Requirements: Extract each line of the material that follows exactly and omit its pictures.

---

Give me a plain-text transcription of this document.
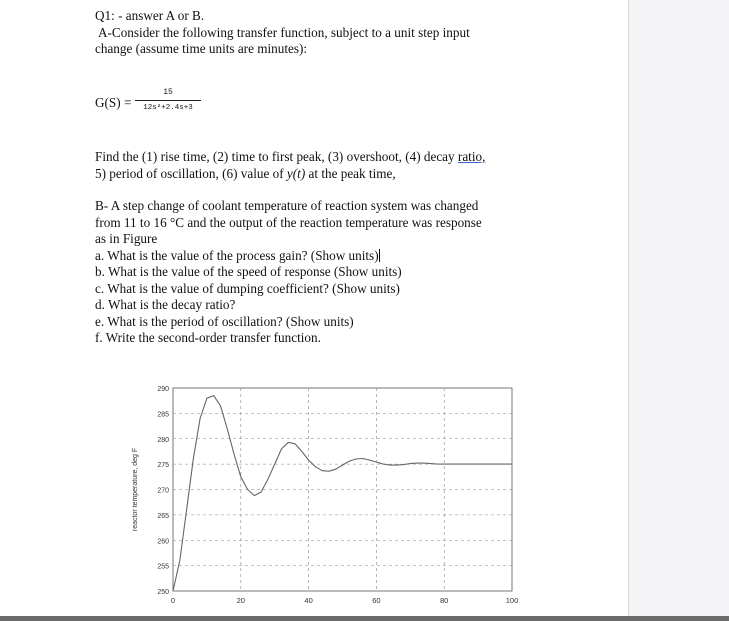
Q1: - answer A or B.

A-Consider the following transfer function, subject to a unit step input

change (assume time units are minutes):

G(S) =
15
12s²+2.4s+3
Find the (1) rise time, (2) time to first peak, (3) overshoot, (4) decay ratio,
5) period of oscillation, (6) value of y(t) at the peak time,
B- A step change of coolant temperature of reaction system was changed
from 11 to 16 °C and the output of the reaction temperature was response
as in Figure
a. What is the value of the process gain? (Show units)
b. What is the value of the speed of response (Show units)
c. What is the value of dumping coefficient? (Show units)
d. What is the decay ratio?
e. What is the period of oscillation? (Show units)
f. Write the second-order transfer function.
250
255
260
265
270
275
280
285
290
0	20	40	60	80	100
reactor temperature, deg F
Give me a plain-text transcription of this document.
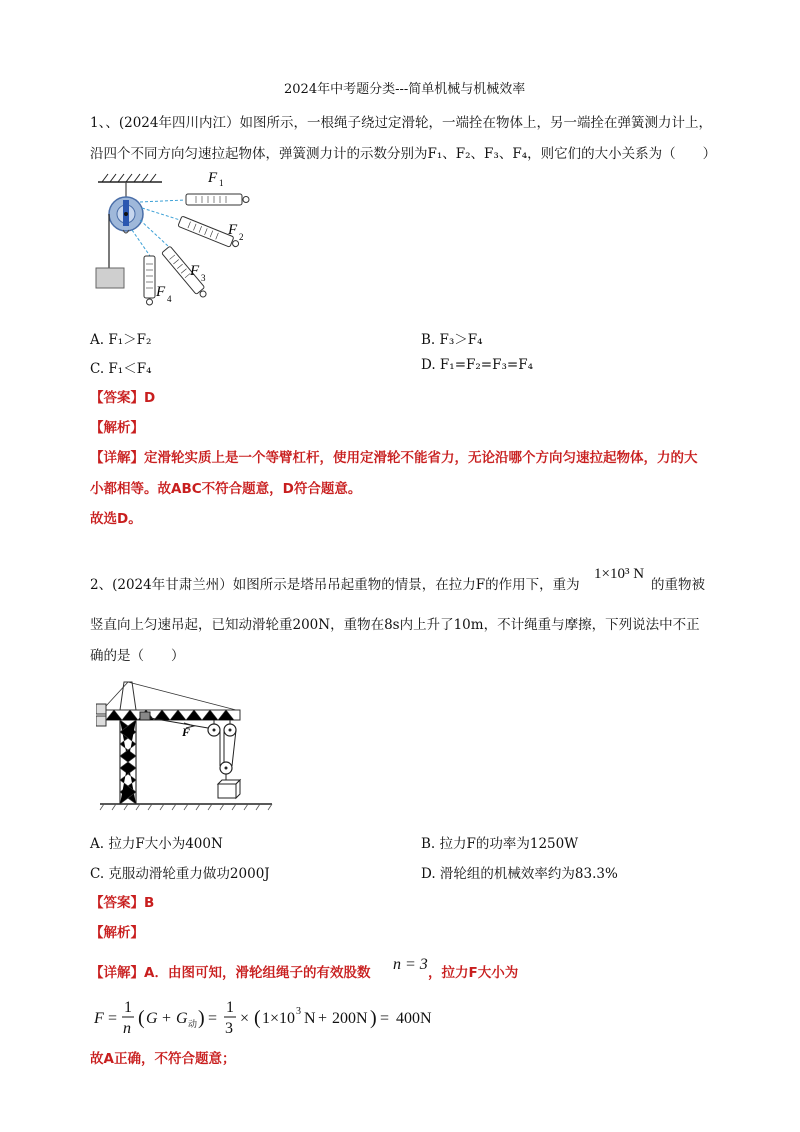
2024年中考题分类---简单机械与机械效率
1、、(2024年四川内江）如图所示，一根绳子绕过定滑轮，一端拴在物体上，另一端拴在弹簧测力计上，
沿四个不同方向匀速拉起物体，弹簧测力计的示数分别为F₁、F₂、F₃、F₄，则它们的大小关系为（　　）
F 1
F 2
F 3
F 4
A. F₁＞F₂	B. F₃＞F₄
C. F₁＜F₄	D. F₁=F₂=F₃=F₄
【答案】D
【解析】
【详解】定滑轮实质上是一个等臂杠杆，使用定滑轮不能省力，无论沿哪个方向匀速拉起物体，力的大
小都相等。故ABC不符合题意，D符合题意。
故选D。
2、(2024年甘肃兰州）如图所示是塔吊吊起重物的情景，在拉力F的作用下，重为
1×10³ N
的重物被
竖直向上匀速吊起，已知动滑轮重200N，重物在8s内上升了10m，不计绳重与摩擦，下列说法中不正
确的是（　　）
F
A. 拉力F大小为400N	B. 拉力F的功率为1250W
C. 克服动滑轮重力做功2000J	D. 滑轮组的机械效率约为83.3%
【答案】B
【解析】
【详解】A．由图可知，滑轮组绳子的有效股数 n = 3 ，拉力F大小为
F =
1
n ( G + G 动 ) =
1
3
× ( 1×10 3 N + 200N ) = 400N
故A正确，不符合题意；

---

The result:
Give me a plain-text transcription of this document.
Q1: - answer A or B.

A-Consider the following transfer function, subject to a unit step input

change (assume time units are minutes):

G(S) =
15
12s²+2.4s+3
Find the (1) rise time, (2) time to first peak, (3) overshoot, (4) decay ratio,
5) period of oscillation, (6) value of y(t) at the peak time,
B- A step change of coolant temperature of reaction system was changed
from 11 to 16 °C and the output of the reaction temperature was response
as in Figure
a. What is the value of the process gain? (Show units)
b. What is the value of the speed of response (Show units)
c. What is the value of dumping coefficient? (Show units)
d. What is the decay ratio?
e. What is the period of oscillation? (Show units)
f. Write the second-order transfer function.
250
255
260
265
270
275
280
285
290
0	20	40	60	80	100
reactor temperature, deg F
Give me a plain-text transcription of this document.
2024年中考题分类---简单机械与机械效率
1、、(2024年四川内江）如图所示，一根绳子绕过定滑轮，一端拴在物体上，另一端拴在弹簧测力计上，
沿四个不同方向匀速拉起物体，弹簧测力计的示数分别为F₁、F₂、F₃、F₄，则它们的大小关系为（　　）
F 1
F 2
F 3
F 4
A. F₁＞F₂	B. F₃＞F₄
C. F₁＜F₄	D. F₁=F₂=F₃=F₄
【答案】D
【解析】
【详解】定滑轮实质上是一个等臂杠杆，使用定滑轮不能省力，无论沿哪个方向匀速拉起物体，力的大
小都相等。故ABC不符合题意，D符合题意。
故选D。
2、(2024年甘肃兰州）如图所示是塔吊吊起重物的情景，在拉力F的作用下，重为
1×10³ N
的重物被
竖直向上匀速吊起，已知动滑轮重200N，重物在8s内上升了10m，不计绳重与摩擦，下列说法中不正
确的是（　　）
F
A. 拉力F大小为400N	B. 拉力F的功率为1250W
C. 克服动滑轮重力做功2000J	D. 滑轮组的机械效率约为83.3%
【答案】B
【解析】
【详解】A．由图可知，滑轮组绳子的有效股数 n = 3 ，拉力F大小为
F =
1
n ( G + G 动 ) =
1
3
× ( 1×10 3 N + 200N ) = 400N
故A正确，不符合题意；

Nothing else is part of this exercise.